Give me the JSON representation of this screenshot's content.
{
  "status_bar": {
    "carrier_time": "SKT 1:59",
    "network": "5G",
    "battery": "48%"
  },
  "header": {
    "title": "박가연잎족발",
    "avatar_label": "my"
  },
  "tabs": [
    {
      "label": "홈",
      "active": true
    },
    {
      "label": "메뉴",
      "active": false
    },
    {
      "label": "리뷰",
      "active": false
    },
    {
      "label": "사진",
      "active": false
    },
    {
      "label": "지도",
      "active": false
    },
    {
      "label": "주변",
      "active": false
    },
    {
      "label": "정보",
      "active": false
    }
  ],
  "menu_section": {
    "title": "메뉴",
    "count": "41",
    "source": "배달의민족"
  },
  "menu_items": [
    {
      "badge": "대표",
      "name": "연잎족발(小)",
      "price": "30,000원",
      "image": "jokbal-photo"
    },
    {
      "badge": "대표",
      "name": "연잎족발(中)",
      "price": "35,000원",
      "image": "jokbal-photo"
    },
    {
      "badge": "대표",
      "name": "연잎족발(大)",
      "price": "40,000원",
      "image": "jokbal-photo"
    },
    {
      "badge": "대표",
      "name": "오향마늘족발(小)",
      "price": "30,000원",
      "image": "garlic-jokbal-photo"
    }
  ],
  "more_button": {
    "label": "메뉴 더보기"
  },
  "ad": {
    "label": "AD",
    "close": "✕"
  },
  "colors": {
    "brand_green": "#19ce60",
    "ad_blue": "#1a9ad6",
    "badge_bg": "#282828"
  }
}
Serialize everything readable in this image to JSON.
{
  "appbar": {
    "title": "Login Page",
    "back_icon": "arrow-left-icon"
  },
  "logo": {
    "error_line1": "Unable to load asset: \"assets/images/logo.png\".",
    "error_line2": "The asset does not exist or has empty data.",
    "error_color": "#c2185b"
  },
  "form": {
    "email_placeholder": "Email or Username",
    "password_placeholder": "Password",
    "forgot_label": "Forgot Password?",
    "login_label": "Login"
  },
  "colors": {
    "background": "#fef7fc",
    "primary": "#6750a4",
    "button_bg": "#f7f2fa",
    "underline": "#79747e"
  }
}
• • •
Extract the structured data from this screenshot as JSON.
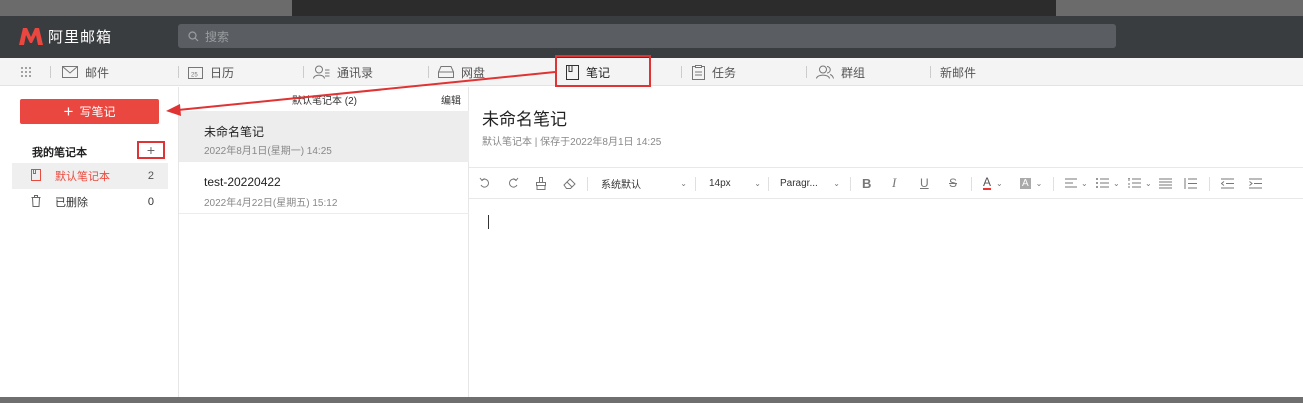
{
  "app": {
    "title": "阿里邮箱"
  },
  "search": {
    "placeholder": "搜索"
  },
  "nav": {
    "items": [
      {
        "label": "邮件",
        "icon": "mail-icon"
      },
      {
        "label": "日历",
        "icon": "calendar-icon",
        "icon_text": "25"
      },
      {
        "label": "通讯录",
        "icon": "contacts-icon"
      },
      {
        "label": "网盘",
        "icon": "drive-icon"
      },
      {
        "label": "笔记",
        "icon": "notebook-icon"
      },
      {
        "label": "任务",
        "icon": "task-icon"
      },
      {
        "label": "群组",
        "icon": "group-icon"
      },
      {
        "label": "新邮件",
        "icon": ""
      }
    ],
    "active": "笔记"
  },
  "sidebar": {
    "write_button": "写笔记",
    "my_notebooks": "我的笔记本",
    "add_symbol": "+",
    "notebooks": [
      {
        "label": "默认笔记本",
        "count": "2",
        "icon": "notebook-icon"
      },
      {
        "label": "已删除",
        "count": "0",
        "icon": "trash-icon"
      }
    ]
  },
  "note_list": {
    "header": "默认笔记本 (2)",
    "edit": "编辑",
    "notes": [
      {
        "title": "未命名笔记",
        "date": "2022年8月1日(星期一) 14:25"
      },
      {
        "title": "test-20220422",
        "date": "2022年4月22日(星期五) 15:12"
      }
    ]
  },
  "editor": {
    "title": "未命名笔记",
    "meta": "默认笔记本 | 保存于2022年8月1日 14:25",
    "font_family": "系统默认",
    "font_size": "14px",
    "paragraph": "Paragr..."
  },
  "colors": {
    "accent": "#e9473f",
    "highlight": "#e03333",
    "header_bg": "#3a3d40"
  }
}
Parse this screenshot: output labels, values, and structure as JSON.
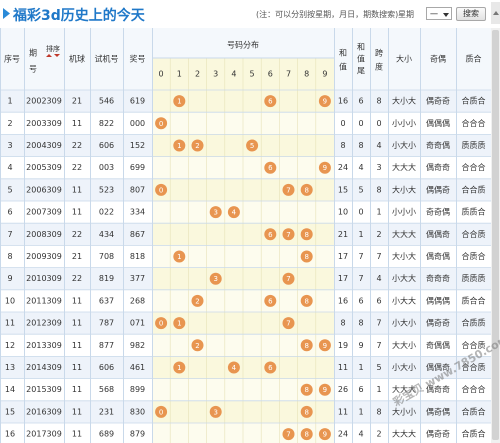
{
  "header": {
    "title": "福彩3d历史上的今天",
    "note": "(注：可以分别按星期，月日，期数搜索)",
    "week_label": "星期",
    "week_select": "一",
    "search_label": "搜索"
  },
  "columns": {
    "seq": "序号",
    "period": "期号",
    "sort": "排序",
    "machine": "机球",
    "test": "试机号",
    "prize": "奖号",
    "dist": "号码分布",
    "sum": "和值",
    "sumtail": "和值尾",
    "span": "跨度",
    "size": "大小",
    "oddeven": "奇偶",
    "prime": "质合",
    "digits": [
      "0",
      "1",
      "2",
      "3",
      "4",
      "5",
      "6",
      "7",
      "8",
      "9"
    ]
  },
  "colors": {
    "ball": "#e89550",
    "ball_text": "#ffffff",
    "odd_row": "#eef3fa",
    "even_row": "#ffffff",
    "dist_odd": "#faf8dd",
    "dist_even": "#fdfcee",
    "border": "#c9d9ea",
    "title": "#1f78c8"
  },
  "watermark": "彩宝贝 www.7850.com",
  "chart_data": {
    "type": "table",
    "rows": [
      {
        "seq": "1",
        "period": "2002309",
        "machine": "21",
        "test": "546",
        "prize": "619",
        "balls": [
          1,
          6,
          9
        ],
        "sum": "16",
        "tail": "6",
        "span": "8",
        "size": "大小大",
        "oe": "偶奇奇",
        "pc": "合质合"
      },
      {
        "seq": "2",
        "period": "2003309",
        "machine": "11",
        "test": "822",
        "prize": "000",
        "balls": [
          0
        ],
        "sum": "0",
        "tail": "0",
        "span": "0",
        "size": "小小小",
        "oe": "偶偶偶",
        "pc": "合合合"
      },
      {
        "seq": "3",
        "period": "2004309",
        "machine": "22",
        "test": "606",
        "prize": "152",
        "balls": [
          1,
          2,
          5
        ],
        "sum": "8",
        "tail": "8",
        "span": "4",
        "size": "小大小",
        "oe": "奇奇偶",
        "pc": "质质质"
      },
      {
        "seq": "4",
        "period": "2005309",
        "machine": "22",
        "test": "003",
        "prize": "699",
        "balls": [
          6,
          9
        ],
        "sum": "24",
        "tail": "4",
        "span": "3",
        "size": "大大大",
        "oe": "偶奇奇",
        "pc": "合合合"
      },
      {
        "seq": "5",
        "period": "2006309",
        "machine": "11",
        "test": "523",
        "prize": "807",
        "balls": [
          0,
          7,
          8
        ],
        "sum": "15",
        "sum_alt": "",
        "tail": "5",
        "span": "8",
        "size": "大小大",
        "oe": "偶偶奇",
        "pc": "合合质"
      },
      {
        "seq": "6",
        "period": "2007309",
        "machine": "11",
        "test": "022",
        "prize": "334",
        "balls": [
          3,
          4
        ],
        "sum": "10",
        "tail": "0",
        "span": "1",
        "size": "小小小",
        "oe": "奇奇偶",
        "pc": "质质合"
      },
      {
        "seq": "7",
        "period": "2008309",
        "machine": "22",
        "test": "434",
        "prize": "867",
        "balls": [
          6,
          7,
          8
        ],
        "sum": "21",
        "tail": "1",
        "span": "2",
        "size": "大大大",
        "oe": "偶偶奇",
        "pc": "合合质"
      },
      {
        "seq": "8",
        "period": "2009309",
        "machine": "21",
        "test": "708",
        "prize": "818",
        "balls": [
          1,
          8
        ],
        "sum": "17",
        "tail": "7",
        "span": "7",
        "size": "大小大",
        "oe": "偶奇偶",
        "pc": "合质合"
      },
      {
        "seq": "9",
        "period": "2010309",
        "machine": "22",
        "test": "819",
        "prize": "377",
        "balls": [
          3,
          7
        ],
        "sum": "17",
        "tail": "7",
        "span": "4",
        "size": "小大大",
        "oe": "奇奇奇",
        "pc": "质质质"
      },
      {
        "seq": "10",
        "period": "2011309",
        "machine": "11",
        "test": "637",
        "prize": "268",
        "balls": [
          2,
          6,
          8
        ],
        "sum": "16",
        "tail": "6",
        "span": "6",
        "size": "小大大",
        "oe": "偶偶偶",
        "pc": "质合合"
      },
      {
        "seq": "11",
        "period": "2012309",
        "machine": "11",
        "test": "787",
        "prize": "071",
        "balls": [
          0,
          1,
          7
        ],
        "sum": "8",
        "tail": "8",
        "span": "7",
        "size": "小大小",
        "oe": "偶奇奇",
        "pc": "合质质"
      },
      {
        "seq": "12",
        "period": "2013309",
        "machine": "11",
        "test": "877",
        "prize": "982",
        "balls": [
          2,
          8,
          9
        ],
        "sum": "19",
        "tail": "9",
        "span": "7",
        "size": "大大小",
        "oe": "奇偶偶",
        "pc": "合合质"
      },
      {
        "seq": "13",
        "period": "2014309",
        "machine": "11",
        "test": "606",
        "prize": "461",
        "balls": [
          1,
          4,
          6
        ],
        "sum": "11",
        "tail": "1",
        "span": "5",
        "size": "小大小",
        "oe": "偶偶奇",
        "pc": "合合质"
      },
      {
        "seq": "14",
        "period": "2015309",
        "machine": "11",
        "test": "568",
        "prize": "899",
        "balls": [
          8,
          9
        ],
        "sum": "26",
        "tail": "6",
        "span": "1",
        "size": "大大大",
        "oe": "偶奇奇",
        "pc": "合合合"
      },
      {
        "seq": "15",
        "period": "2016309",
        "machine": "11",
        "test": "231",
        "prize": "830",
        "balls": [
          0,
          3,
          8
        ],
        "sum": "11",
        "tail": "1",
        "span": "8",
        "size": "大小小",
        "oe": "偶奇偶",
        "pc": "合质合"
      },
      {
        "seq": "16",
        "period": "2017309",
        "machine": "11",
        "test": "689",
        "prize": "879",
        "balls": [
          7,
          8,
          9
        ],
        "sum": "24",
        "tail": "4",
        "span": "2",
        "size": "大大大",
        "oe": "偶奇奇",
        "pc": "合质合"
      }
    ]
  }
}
• • •
> _Task requirements_: Give the count of lines in the records that contain "this", and no other text.

> _Answer to the problem_: 4